** Start of Supplied records **

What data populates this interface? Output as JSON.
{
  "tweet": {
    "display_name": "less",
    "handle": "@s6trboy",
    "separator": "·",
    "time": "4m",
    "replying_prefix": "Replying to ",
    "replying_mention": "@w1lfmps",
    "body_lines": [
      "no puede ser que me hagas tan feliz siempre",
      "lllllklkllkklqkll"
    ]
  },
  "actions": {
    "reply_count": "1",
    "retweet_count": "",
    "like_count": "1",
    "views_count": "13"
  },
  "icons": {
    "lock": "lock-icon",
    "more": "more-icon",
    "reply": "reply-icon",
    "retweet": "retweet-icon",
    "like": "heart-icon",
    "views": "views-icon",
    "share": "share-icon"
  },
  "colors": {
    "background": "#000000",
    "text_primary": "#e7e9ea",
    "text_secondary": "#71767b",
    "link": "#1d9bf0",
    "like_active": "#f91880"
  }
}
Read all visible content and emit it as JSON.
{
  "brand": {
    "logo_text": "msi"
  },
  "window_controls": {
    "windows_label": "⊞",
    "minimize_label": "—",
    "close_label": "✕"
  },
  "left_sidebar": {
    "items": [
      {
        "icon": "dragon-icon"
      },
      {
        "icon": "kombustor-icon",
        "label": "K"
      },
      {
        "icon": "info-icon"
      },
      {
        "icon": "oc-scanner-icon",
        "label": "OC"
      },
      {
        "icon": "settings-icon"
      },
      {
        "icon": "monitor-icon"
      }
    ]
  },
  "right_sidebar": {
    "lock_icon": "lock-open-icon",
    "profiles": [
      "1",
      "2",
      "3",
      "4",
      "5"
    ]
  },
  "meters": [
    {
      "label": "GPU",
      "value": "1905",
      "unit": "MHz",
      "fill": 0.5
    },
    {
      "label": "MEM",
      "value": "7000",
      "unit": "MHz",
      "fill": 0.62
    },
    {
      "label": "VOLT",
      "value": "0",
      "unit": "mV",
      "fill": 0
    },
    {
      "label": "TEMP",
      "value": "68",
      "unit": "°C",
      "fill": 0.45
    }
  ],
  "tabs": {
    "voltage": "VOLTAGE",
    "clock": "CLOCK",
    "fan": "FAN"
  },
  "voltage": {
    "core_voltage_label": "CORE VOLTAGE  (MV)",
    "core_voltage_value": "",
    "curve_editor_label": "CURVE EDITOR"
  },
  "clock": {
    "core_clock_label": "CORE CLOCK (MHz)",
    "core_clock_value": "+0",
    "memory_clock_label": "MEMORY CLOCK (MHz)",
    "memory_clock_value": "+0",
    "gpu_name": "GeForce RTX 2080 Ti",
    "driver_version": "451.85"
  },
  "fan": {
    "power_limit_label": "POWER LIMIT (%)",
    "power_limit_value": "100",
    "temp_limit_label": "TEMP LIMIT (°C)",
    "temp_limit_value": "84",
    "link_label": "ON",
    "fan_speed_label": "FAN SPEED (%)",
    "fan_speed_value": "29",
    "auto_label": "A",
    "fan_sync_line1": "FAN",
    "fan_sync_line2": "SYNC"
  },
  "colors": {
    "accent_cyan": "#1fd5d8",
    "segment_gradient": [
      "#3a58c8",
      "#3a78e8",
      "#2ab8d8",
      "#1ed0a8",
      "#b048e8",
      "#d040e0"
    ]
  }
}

** End of Supplied records **

### Task goal
Reproduce the full listing exactly.

### Solution
What data populates this interface? Output as JSON.
{
  "tweet": {
    "display_name": "less",
    "handle": "@s6trboy",
    "separator": "·",
    "time": "4m",
    "replying_prefix": "Replying to ",
    "replying_mention": "@w1lfmps",
    "body_lines": [
      "no puede ser que me hagas tan feliz siempre",
      "lllllklkllkklqkll"
    ]
  },
  "actions": {
    "reply_count": "1",
    "retweet_count": "",
    "like_count": "1",
    "views_count": "13"
  },
  "icons": {
    "lock": "lock-icon",
    "more": "more-icon",
    "reply": "reply-icon",
    "retweet": "retweet-icon",
    "like": "heart-icon",
    "views": "views-icon",
    "share": "share-icon"
  },
  "colors": {
    "background": "#000000",
    "text_primary": "#e7e9ea",
    "text_secondary": "#71767b",
    "link": "#1d9bf0",
    "like_active": "#f91880"
  }
}
Read all visible content and emit it as JSON.
{
  "brand": {
    "logo_text": "msi"
  },
  "window_controls": {
    "windows_label": "⊞",
    "minimize_label": "—",
    "close_label": "✕"
  },
  "left_sidebar": {
    "items": [
      {
        "icon": "dragon-icon"
      },
      {
        "icon": "kombustor-icon",
        "label": "K"
      },
      {
        "icon": "info-icon"
      },
      {
        "icon": "oc-scanner-icon",
        "label": "OC"
      },
      {
        "icon": "settings-icon"
      },
      {
        "icon": "monitor-icon"
      }
    ]
  },
  "right_sidebar": {
    "lock_icon": "lock-open-icon",
    "profiles": [
      "1",
      "2",
      "3",
      "4",
      "5"
    ]
  },
  "meters": [
    {
      "label": "GPU",
      "value": "1905",
      "unit": "MHz",
      "fill": 0.5
    },
    {
      "label": "MEM",
      "value": "7000",
      "unit": "MHz",
      "fill": 0.62
    },
    {
      "label": "VOLT",
      "value": "0",
      "unit": "mV",
      "fill": 0
    },
    {
      "label": "TEMP",
      "value": "68",
      "unit": "°C",
      "fill": 0.45
    }
  ],
  "tabs": {
    "voltage": "VOLTAGE",
    "clock": "CLOCK",
    "fan": "FAN"
  },
  "voltage": {
    "core_voltage_label": "CORE VOLTAGE  (MV)",
    "core_voltage_value": "",
    "curve_editor_label": "CURVE EDITOR"
  },
  "clock": {
    "core_clock_label": "CORE CLOCK (MHz)",
    "core_clock_value": "+0",
    "memory_clock_label": "MEMORY CLOCK (MHz)",
    "memory_clock_value": "+0",
    "gpu_name": "GeForce RTX 2080 Ti",
    "driver_version": "451.85"
  },
  "fan": {
    "power_limit_label": "POWER LIMIT (%)",
    "power_limit_value": "100",
    "temp_limit_label": "TEMP LIMIT (°C)",
    "temp_limit_value": "84",
    "link_label": "ON",
    "fan_speed_label": "FAN SPEED (%)",
    "fan_speed_value": "29",
    "auto_label": "A",
    "fan_sync_line1": "FAN",
    "fan_sync_line2": "SYNC"
  },
  "colors": {
    "accent_cyan": "#1fd5d8",
    "segment_gradient": [
      "#3a58c8",
      "#3a78e8",
      "#2ab8d8",
      "#1ed0a8",
      "#b048e8",
      "#d040e0"
    ]
  }
}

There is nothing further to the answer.